INPUT FOR THIS TASK
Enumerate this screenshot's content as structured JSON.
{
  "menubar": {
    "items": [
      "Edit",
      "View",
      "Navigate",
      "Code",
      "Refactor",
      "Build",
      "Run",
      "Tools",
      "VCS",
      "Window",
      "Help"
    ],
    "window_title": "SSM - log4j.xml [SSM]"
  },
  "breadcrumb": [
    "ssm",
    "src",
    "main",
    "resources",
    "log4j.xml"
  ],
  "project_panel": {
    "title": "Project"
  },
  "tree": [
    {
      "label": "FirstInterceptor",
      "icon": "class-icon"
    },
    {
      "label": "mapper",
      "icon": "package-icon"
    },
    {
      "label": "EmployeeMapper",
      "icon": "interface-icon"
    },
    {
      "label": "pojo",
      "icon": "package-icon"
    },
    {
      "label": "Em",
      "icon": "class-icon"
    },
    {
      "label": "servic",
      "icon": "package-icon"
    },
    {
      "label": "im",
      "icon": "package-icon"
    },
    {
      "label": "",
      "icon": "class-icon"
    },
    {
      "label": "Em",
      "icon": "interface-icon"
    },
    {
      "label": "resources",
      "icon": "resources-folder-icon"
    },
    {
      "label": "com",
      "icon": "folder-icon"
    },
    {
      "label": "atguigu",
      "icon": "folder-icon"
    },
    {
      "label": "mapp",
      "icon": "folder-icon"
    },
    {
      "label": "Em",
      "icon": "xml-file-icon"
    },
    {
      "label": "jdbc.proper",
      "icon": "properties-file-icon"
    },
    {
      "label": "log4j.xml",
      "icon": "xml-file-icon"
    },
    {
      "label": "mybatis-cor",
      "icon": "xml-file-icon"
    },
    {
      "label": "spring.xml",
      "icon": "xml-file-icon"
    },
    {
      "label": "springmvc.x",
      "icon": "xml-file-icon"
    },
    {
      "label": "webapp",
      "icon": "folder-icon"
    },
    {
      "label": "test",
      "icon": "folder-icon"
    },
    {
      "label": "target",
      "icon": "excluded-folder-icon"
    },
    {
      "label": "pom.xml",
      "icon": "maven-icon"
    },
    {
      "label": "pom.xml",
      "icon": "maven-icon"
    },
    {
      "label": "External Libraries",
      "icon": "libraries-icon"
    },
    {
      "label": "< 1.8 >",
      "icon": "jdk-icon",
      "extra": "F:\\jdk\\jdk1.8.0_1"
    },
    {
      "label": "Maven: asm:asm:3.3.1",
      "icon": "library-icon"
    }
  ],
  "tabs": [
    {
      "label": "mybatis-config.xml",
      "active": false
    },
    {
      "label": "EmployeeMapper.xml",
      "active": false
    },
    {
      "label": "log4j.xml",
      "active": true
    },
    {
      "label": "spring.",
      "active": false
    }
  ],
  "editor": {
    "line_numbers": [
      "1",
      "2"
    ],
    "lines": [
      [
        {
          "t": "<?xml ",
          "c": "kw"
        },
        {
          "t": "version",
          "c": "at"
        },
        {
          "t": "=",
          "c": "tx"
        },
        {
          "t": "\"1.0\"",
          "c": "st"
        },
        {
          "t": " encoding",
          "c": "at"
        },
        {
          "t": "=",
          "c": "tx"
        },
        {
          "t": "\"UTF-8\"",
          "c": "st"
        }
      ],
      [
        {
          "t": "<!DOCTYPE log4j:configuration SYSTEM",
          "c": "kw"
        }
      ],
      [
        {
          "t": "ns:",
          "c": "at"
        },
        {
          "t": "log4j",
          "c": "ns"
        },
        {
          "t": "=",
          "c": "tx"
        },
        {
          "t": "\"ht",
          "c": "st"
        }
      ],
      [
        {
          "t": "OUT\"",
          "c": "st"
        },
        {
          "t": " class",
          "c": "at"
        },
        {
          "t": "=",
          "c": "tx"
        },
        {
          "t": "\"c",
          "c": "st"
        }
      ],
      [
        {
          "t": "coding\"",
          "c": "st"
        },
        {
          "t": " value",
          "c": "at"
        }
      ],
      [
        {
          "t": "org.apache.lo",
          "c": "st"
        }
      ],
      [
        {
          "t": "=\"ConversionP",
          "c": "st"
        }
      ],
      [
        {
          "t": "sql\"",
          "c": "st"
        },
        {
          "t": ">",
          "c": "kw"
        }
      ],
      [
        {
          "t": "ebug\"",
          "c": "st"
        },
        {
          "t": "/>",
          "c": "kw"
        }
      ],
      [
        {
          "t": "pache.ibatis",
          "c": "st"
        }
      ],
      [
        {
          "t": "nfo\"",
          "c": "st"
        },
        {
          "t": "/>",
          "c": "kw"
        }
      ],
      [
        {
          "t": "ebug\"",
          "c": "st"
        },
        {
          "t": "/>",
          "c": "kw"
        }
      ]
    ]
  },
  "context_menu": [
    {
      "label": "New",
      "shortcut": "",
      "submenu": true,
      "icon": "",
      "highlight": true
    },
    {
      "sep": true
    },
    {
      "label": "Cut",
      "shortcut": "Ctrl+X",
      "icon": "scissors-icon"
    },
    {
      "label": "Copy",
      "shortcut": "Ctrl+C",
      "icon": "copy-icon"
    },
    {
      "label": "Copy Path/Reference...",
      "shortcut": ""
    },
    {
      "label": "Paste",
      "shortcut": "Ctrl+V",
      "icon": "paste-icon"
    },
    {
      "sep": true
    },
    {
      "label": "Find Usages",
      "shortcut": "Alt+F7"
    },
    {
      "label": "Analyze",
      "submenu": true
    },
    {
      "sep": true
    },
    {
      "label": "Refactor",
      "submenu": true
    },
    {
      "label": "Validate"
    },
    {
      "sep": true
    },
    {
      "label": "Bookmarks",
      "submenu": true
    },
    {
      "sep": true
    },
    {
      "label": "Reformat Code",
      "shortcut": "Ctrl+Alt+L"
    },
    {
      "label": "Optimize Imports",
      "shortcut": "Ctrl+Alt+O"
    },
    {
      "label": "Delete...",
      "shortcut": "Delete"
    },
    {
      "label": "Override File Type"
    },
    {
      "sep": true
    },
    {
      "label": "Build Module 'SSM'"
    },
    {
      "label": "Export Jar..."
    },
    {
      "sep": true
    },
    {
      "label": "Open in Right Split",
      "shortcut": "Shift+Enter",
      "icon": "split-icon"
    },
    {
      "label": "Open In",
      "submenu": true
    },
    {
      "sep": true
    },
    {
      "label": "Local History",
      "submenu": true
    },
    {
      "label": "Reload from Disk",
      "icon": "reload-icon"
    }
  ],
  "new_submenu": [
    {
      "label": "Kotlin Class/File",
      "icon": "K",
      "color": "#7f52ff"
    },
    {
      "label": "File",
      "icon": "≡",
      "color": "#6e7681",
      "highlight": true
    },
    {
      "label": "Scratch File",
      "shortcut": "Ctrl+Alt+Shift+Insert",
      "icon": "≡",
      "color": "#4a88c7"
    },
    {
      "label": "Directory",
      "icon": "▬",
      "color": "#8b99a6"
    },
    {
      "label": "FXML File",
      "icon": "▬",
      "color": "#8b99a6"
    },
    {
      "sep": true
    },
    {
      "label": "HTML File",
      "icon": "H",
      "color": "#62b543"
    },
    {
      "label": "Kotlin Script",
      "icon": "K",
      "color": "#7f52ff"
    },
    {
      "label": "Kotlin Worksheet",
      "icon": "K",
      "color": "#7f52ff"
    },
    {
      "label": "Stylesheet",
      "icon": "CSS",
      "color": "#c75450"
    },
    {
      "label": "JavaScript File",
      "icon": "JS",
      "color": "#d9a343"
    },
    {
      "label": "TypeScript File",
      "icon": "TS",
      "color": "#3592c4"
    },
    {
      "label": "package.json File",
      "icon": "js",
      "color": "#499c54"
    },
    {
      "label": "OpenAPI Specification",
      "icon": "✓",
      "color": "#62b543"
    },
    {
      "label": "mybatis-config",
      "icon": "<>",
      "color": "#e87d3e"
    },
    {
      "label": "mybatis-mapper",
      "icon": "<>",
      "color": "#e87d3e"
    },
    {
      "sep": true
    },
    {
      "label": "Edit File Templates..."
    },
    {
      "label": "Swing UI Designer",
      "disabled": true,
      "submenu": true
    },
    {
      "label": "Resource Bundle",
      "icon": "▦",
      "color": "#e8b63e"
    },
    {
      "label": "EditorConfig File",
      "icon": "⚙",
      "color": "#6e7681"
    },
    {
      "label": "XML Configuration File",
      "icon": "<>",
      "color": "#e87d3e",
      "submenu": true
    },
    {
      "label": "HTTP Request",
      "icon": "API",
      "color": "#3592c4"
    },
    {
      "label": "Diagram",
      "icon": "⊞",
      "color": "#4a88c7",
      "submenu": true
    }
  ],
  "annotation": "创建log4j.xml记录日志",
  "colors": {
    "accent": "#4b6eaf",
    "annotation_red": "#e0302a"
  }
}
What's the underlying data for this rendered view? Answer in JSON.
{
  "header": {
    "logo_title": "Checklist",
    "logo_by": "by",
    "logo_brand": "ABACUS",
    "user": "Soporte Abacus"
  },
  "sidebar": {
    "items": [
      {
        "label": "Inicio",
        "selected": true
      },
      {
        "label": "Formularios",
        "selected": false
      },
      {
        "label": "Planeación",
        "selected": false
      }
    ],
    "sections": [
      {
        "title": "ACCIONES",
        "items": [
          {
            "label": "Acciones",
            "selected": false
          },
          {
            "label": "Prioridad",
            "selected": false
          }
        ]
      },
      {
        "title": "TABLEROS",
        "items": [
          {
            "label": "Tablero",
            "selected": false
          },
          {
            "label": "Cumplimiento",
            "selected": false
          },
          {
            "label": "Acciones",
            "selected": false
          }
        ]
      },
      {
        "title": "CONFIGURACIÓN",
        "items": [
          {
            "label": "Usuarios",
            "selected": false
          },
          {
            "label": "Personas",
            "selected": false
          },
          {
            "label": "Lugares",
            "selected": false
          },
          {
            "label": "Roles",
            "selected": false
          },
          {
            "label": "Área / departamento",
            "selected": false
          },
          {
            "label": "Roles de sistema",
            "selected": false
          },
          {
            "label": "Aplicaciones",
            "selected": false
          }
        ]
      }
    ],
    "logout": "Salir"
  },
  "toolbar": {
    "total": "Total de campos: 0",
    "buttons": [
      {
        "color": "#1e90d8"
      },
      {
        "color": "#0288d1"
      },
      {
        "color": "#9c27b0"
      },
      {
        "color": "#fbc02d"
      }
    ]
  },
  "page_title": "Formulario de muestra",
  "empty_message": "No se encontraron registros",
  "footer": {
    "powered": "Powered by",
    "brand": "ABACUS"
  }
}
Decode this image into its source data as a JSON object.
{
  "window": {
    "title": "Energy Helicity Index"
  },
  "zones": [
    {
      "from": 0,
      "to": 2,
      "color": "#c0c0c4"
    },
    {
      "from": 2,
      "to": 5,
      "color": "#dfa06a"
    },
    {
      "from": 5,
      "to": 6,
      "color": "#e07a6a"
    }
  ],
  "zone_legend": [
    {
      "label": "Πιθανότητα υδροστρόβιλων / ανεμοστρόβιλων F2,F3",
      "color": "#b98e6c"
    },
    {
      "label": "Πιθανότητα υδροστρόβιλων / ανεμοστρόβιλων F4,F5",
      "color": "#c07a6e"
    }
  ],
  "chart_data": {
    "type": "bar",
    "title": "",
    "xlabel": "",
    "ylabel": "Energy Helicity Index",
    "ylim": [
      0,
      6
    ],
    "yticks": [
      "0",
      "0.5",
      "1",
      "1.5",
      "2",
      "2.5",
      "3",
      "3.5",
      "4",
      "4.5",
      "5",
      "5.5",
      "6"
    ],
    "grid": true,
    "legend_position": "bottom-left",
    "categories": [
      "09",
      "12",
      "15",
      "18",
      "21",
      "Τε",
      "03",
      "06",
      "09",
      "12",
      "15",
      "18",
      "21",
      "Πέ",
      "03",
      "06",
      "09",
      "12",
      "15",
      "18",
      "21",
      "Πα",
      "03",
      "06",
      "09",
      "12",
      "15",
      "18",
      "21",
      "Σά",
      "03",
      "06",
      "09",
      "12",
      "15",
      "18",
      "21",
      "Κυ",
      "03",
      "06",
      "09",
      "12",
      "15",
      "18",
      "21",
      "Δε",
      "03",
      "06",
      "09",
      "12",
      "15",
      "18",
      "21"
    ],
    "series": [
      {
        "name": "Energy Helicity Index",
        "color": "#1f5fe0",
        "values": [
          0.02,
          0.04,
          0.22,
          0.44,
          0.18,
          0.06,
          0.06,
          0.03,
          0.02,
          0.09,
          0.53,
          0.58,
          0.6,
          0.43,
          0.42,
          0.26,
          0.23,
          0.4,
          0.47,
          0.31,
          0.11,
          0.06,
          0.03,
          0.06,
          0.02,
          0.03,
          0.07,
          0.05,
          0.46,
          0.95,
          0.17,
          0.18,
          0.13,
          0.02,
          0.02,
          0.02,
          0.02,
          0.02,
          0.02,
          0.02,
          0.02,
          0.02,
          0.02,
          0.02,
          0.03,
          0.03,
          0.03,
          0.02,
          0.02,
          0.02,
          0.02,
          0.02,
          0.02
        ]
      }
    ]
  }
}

EXERCISE
Among the entries above, how many lines include the word "Energy"? Give the number with no comment.

RESULT
3